- **TASK OBJECTIVE**: Repeat the full listing below verbatim and keep the images out.

Records that describe figures

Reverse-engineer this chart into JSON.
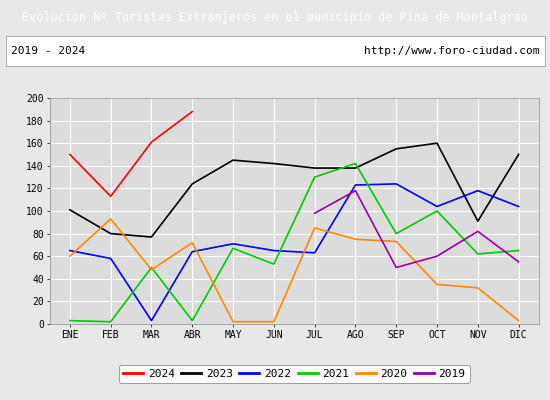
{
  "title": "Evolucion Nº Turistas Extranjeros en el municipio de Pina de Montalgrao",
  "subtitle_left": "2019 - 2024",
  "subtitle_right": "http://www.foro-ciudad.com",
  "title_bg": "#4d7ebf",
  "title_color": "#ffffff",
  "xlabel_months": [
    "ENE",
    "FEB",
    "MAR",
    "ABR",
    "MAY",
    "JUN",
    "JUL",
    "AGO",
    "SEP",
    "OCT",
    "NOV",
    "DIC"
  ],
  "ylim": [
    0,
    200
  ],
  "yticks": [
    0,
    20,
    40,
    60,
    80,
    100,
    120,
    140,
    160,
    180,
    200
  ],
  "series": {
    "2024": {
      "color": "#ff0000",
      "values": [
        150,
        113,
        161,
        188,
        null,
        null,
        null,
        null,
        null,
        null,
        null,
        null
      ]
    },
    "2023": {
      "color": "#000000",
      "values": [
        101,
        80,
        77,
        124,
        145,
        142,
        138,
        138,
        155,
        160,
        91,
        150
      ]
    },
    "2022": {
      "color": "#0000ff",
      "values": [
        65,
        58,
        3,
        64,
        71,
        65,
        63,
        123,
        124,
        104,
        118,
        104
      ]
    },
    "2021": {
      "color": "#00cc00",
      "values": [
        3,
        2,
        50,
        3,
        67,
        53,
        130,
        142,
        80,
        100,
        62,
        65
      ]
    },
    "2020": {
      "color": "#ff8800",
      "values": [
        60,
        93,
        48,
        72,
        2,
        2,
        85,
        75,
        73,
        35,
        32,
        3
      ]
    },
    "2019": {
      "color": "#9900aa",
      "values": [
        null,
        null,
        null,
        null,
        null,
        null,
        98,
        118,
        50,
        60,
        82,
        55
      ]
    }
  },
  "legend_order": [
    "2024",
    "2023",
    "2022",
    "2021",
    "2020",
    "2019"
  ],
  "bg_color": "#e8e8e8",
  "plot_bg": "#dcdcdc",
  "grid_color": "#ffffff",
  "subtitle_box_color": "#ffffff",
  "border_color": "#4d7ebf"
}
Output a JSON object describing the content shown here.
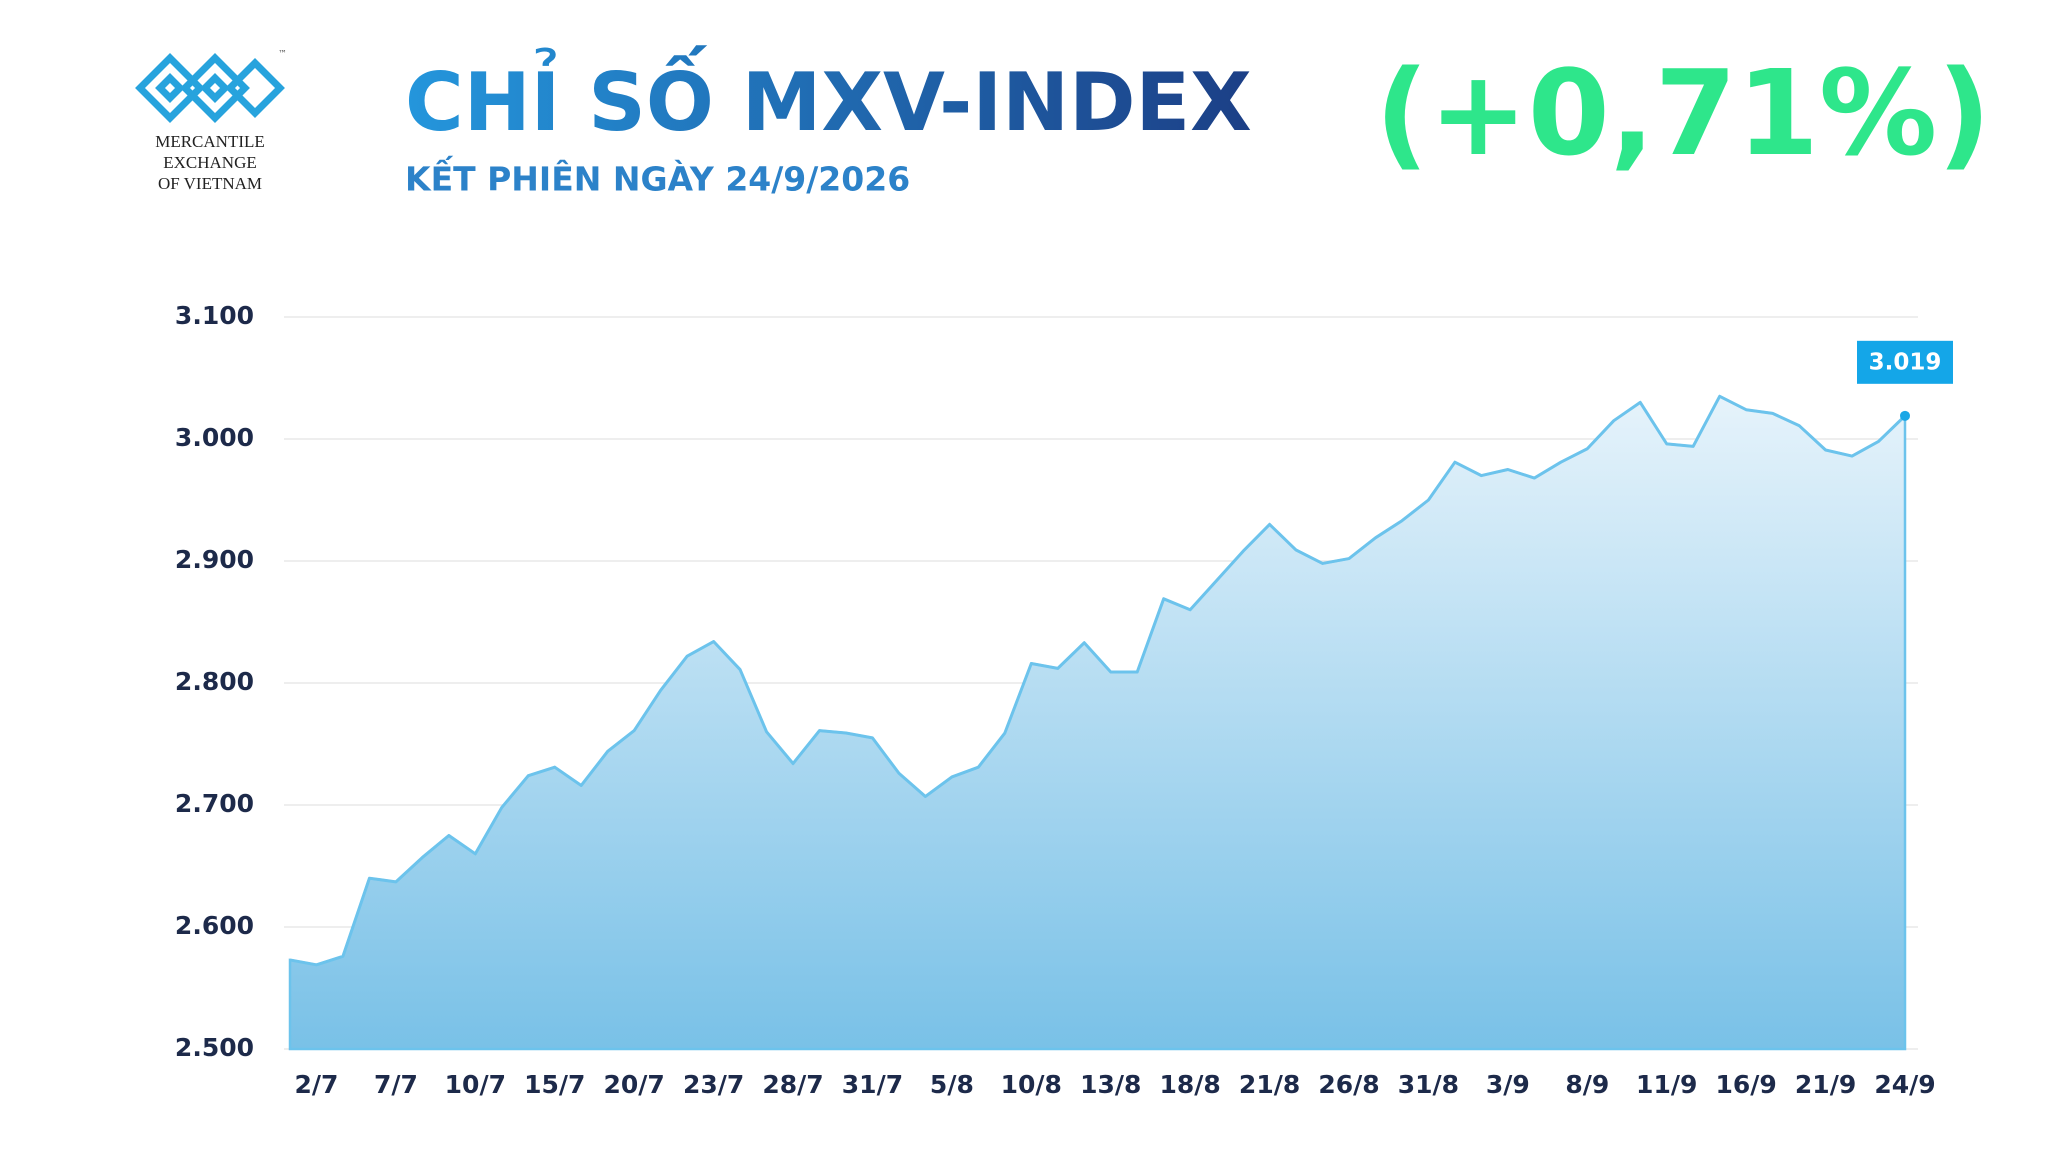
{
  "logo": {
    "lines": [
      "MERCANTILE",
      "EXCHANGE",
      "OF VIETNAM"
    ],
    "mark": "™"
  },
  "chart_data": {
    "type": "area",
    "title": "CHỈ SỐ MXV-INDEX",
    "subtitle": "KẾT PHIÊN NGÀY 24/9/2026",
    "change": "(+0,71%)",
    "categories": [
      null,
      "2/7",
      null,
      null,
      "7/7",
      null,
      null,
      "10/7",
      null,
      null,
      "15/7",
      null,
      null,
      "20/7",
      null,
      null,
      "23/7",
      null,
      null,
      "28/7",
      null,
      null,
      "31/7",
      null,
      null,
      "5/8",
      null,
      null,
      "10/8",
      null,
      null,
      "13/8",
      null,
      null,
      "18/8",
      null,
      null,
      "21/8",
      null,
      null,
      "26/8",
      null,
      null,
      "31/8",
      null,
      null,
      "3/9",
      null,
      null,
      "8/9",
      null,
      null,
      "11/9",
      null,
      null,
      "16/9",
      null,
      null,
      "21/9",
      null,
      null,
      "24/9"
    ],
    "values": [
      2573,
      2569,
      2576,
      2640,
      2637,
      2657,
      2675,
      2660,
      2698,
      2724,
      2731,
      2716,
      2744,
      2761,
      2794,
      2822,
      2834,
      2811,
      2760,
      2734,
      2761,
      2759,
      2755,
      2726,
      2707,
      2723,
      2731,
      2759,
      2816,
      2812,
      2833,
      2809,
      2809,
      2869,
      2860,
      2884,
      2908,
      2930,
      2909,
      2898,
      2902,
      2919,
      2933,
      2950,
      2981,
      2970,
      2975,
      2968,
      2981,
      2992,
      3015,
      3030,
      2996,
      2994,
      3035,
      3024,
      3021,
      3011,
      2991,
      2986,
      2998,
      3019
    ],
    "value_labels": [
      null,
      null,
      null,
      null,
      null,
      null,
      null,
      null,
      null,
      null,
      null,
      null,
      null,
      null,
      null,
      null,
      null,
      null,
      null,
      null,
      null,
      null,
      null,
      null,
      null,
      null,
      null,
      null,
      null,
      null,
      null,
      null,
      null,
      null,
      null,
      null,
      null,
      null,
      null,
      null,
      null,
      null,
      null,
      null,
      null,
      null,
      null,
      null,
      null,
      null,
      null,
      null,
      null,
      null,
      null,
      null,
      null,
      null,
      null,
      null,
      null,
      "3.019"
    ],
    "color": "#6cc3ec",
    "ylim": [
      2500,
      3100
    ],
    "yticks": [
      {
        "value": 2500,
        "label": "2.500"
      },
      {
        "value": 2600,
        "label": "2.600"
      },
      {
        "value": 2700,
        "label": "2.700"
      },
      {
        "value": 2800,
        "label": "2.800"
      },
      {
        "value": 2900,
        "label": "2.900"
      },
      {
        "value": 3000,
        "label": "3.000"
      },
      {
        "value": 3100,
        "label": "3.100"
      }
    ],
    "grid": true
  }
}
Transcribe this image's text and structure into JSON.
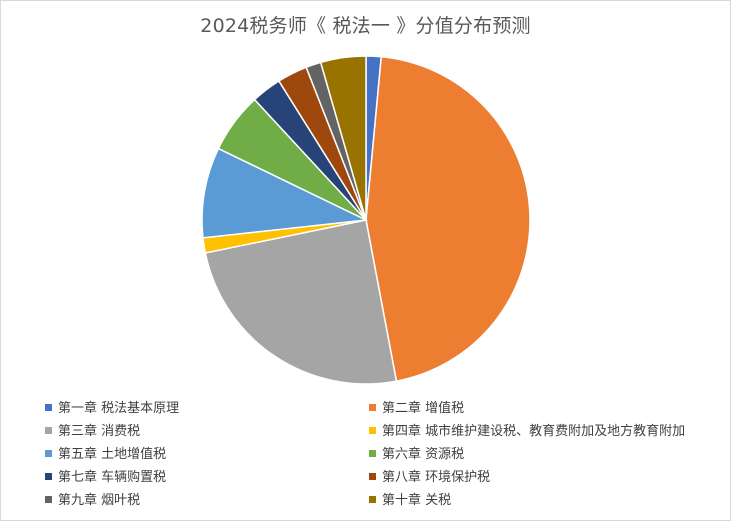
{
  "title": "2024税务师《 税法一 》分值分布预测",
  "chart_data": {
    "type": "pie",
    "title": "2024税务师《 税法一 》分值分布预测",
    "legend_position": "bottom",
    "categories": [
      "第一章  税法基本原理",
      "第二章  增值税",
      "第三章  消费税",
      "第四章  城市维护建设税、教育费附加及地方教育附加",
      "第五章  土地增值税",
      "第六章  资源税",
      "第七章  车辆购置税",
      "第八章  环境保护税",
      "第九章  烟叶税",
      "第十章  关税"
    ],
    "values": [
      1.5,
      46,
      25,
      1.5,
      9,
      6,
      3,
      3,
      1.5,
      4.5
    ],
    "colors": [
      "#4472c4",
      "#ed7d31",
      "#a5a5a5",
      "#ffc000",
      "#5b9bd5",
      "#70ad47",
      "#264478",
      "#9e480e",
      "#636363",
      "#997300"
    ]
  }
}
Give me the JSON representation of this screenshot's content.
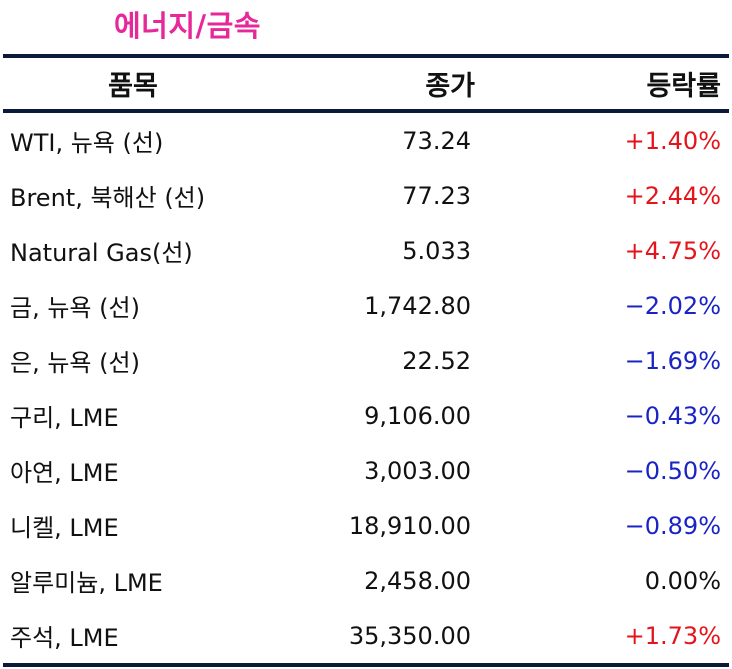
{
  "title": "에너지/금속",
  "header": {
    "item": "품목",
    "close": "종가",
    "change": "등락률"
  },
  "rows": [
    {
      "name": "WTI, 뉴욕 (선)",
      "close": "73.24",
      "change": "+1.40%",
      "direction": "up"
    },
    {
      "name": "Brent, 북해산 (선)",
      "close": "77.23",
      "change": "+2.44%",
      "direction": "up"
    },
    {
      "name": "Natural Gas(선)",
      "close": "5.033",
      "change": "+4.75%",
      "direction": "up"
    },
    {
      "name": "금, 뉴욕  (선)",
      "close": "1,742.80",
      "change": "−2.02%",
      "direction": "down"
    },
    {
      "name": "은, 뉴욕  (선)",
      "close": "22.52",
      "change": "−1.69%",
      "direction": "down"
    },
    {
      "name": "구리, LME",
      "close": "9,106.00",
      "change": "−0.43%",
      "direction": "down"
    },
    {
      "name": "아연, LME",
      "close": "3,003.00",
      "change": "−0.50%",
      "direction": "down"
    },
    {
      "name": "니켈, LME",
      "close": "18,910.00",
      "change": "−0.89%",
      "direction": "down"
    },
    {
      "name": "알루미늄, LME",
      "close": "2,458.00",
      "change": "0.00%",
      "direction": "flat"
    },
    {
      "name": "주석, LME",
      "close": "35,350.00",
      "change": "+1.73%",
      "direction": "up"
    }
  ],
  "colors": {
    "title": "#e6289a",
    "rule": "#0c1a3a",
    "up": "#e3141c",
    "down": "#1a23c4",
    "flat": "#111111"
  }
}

- **EXERCISE SOLUTION**:
Reverse-engineer this chart into JSON.
{
  "title": "Evolucion Nº Turistas Extranjeros en el municipio de Pina de Montalgrao",
  "subtitle_left": "2019 - 2024",
  "subtitle_right": "http://www.foro-ciudad.com",
  "title_bg": "#4d7ebf",
  "title_color": "#ffffff",
  "xlabel_months": [
    "ENE",
    "FEB",
    "MAR",
    "ABR",
    "MAY",
    "JUN",
    "JUL",
    "AGO",
    "SEP",
    "OCT",
    "NOV",
    "DIC"
  ],
  "ylim": [
    0,
    200
  ],
  "yticks": [
    0,
    20,
    40,
    60,
    80,
    100,
    120,
    140,
    160,
    180,
    200
  ],
  "series": {
    "2024": {
      "color": "#ff0000",
      "values": [
        150,
        113,
        161,
        188,
        null,
        null,
        null,
        null,
        null,
        null,
        null,
        null
      ]
    },
    "2023": {
      "color": "#000000",
      "values": [
        101,
        80,
        77,
        124,
        145,
        142,
        138,
        138,
        155,
        160,
        91,
        150
      ]
    },
    "2022": {
      "color": "#0000ff",
      "values": [
        65,
        58,
        3,
        64,
        71,
        65,
        63,
        123,
        124,
        104,
        118,
        104
      ]
    },
    "2021": {
      "color": "#00cc00",
      "values": [
        3,
        2,
        50,
        3,
        67,
        53,
        130,
        142,
        80,
        100,
        62,
        65
      ]
    },
    "2020": {
      "color": "#ff8800",
      "values": [
        60,
        93,
        48,
        72,
        2,
        2,
        85,
        75,
        73,
        35,
        32,
        3
      ]
    },
    "2019": {
      "color": "#9900aa",
      "values": [
        null,
        null,
        null,
        null,
        null,
        null,
        98,
        118,
        50,
        60,
        82,
        55
      ]
    }
  },
  "legend_order": [
    "2024",
    "2023",
    "2022",
    "2021",
    "2020",
    "2019"
  ],
  "bg_color": "#e8e8e8",
  "plot_bg": "#dcdcdc",
  "grid_color": "#ffffff",
  "subtitle_box_color": "#ffffff",
  "border_color": "#4d7ebf"
}
Output a JSON object describing the content shown here.
{
  "logo": {
    "lines": [
      "MERCANTILE",
      "EXCHANGE",
      "OF VIETNAM"
    ],
    "mark": "™"
  },
  "chart_data": {
    "type": "area",
    "title": "CHỈ SỐ MXV-INDEX",
    "subtitle": "KẾT PHIÊN NGÀY 24/9/2026",
    "change": "(+0,71%)",
    "categories": [
      null,
      "2/7",
      null,
      null,
      "7/7",
      null,
      null,
      "10/7",
      null,
      null,
      "15/7",
      null,
      null,
      "20/7",
      null,
      null,
      "23/7",
      null,
      null,
      "28/7",
      null,
      null,
      "31/7",
      null,
      null,
      "5/8",
      null,
      null,
      "10/8",
      null,
      null,
      "13/8",
      null,
      null,
      "18/8",
      null,
      null,
      "21/8",
      null,
      null,
      "26/8",
      null,
      null,
      "31/8",
      null,
      null,
      "3/9",
      null,
      null,
      "8/9",
      null,
      null,
      "11/9",
      null,
      null,
      "16/9",
      null,
      null,
      "21/9",
      null,
      null,
      "24/9"
    ],
    "values": [
      2573,
      2569,
      2576,
      2640,
      2637,
      2657,
      2675,
      2660,
      2698,
      2724,
      2731,
      2716,
      2744,
      2761,
      2794,
      2822,
      2834,
      2811,
      2760,
      2734,
      2761,
      2759,
      2755,
      2726,
      2707,
      2723,
      2731,
      2759,
      2816,
      2812,
      2833,
      2809,
      2809,
      2869,
      2860,
      2884,
      2908,
      2930,
      2909,
      2898,
      2902,
      2919,
      2933,
      2950,
      2981,
      2970,
      2975,
      2968,
      2981,
      2992,
      3015,
      3030,
      2996,
      2994,
      3035,
      3024,
      3021,
      3011,
      2991,
      2986,
      2998,
      3019
    ],
    "value_labels": [
      null,
      null,
      null,
      null,
      null,
      null,
      null,
      null,
      null,
      null,
      null,
      null,
      null,
      null,
      null,
      null,
      null,
      null,
      null,
      null,
      null,
      null,
      null,
      null,
      null,
      null,
      null,
      null,
      null,
      null,
      null,
      null,
      null,
      null,
      null,
      null,
      null,
      null,
      null,
      null,
      null,
      null,
      null,
      null,
      null,
      null,
      null,
      null,
      null,
      null,
      null,
      null,
      null,
      null,
      null,
      null,
      null,
      null,
      null,
      null,
      null,
      "3.019"
    ],
    "color": "#6cc3ec",
    "ylim": [
      2500,
      3100
    ],
    "yticks": [
      {
        "value": 2500,
        "label": "2.500"
      },
      {
        "value": 2600,
        "label": "2.600"
      },
      {
        "value": 2700,
        "label": "2.700"
      },
      {
        "value": 2800,
        "label": "2.800"
      },
      {
        "value": 2900,
        "label": "2.900"
      },
      {
        "value": 3000,
        "label": "3.000"
      },
      {
        "value": 3100,
        "label": "3.100"
      }
    ],
    "grid": true
  }
}
Transcribe this image's text and structure into JSON.
{
  "title": "2024税务师《 税法一 》分值分布预测",
  "chart_data": {
    "type": "pie",
    "title": "2024税务师《 税法一 》分值分布预测",
    "legend_position": "bottom",
    "categories": [
      "第一章  税法基本原理",
      "第二章  增值税",
      "第三章  消费税",
      "第四章  城市维护建设税、教育费附加及地方教育附加",
      "第五章  土地增值税",
      "第六章  资源税",
      "第七章  车辆购置税",
      "第八章  环境保护税",
      "第九章  烟叶税",
      "第十章  关税"
    ],
    "values": [
      1.5,
      46,
      25,
      1.5,
      9,
      6,
      3,
      3,
      1.5,
      4.5
    ],
    "colors": [
      "#4472c4",
      "#ed7d31",
      "#a5a5a5",
      "#ffc000",
      "#5b9bd5",
      "#70ad47",
      "#264478",
      "#9e480e",
      "#636363",
      "#997300"
    ]
  }
}
Give me the JSON representation of this screenshot's content.
{
  "title": "에너지/금속",
  "header": {
    "item": "품목",
    "close": "종가",
    "change": "등락률"
  },
  "rows": [
    {
      "name": "WTI, 뉴욕 (선)",
      "close": "73.24",
      "change": "+1.40%",
      "direction": "up"
    },
    {
      "name": "Brent, 북해산 (선)",
      "close": "77.23",
      "change": "+2.44%",
      "direction": "up"
    },
    {
      "name": "Natural Gas(선)",
      "close": "5.033",
      "change": "+4.75%",
      "direction": "up"
    },
    {
      "name": "금, 뉴욕  (선)",
      "close": "1,742.80",
      "change": "−2.02%",
      "direction": "down"
    },
    {
      "name": "은, 뉴욕  (선)",
      "close": "22.52",
      "change": "−1.69%",
      "direction": "down"
    },
    {
      "name": "구리, LME",
      "close": "9,106.00",
      "change": "−0.43%",
      "direction": "down"
    },
    {
      "name": "아연, LME",
      "close": "3,003.00",
      "change": "−0.50%",
      "direction": "down"
    },
    {
      "name": "니켈, LME",
      "close": "18,910.00",
      "change": "−0.89%",
      "direction": "down"
    },
    {
      "name": "알루미늄, LME",
      "close": "2,458.00",
      "change": "0.00%",
      "direction": "flat"
    },
    {
      "name": "주석, LME",
      "close": "35,350.00",
      "change": "+1.73%",
      "direction": "up"
    }
  ],
  "colors": {
    "title": "#e6289a",
    "rule": "#0c1a3a",
    "up": "#e3141c",
    "down": "#1a23c4",
    "flat": "#111111"
  }
}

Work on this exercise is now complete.